• **Description of the task**:
Tally the lines in the listing below that include "затухания". Answer with the count and nothing more.
━━━━━ Exercise data
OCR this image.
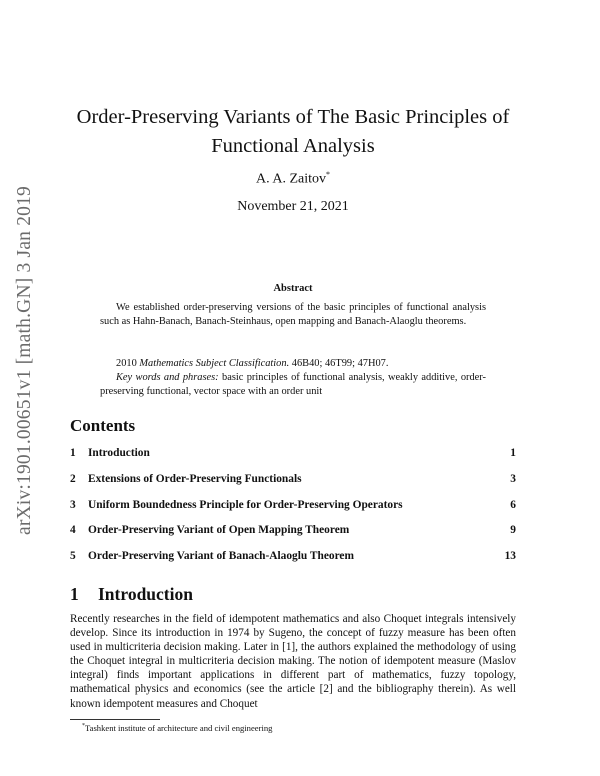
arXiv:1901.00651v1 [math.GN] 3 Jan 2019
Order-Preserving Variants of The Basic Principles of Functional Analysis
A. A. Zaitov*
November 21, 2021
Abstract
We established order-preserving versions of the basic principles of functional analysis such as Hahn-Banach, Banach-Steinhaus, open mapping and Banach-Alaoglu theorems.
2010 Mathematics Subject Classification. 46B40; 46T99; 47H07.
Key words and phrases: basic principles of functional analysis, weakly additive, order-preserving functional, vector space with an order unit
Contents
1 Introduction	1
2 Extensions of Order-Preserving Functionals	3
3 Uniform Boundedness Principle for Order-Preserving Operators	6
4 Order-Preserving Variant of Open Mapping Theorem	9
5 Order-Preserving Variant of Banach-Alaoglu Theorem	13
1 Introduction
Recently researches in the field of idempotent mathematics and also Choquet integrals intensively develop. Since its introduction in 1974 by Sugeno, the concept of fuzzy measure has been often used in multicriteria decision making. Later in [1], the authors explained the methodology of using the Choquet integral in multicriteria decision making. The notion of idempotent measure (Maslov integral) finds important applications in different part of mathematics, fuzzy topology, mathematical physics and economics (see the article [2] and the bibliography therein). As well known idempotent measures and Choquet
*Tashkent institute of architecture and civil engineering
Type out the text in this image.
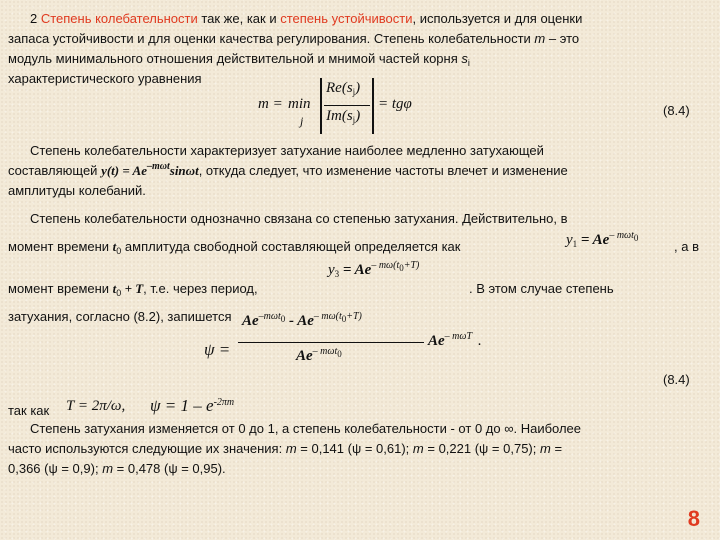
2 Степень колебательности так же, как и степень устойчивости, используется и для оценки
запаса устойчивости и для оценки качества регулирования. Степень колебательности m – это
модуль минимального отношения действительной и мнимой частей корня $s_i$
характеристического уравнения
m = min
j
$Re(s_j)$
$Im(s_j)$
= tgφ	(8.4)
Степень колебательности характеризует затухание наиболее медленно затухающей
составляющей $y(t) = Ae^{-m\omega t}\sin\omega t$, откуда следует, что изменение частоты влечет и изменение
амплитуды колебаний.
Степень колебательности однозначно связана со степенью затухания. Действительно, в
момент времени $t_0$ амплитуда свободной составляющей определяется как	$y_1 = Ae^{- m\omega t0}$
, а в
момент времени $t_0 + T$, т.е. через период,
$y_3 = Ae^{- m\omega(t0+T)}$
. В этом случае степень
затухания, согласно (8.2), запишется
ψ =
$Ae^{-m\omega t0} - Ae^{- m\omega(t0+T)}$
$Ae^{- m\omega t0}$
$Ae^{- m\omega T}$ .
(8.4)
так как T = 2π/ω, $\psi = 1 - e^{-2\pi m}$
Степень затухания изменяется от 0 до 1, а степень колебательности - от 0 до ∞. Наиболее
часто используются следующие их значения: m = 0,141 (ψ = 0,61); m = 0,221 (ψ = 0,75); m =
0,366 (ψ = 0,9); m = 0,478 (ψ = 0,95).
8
━━━━━━━━━━
• **The output**:
3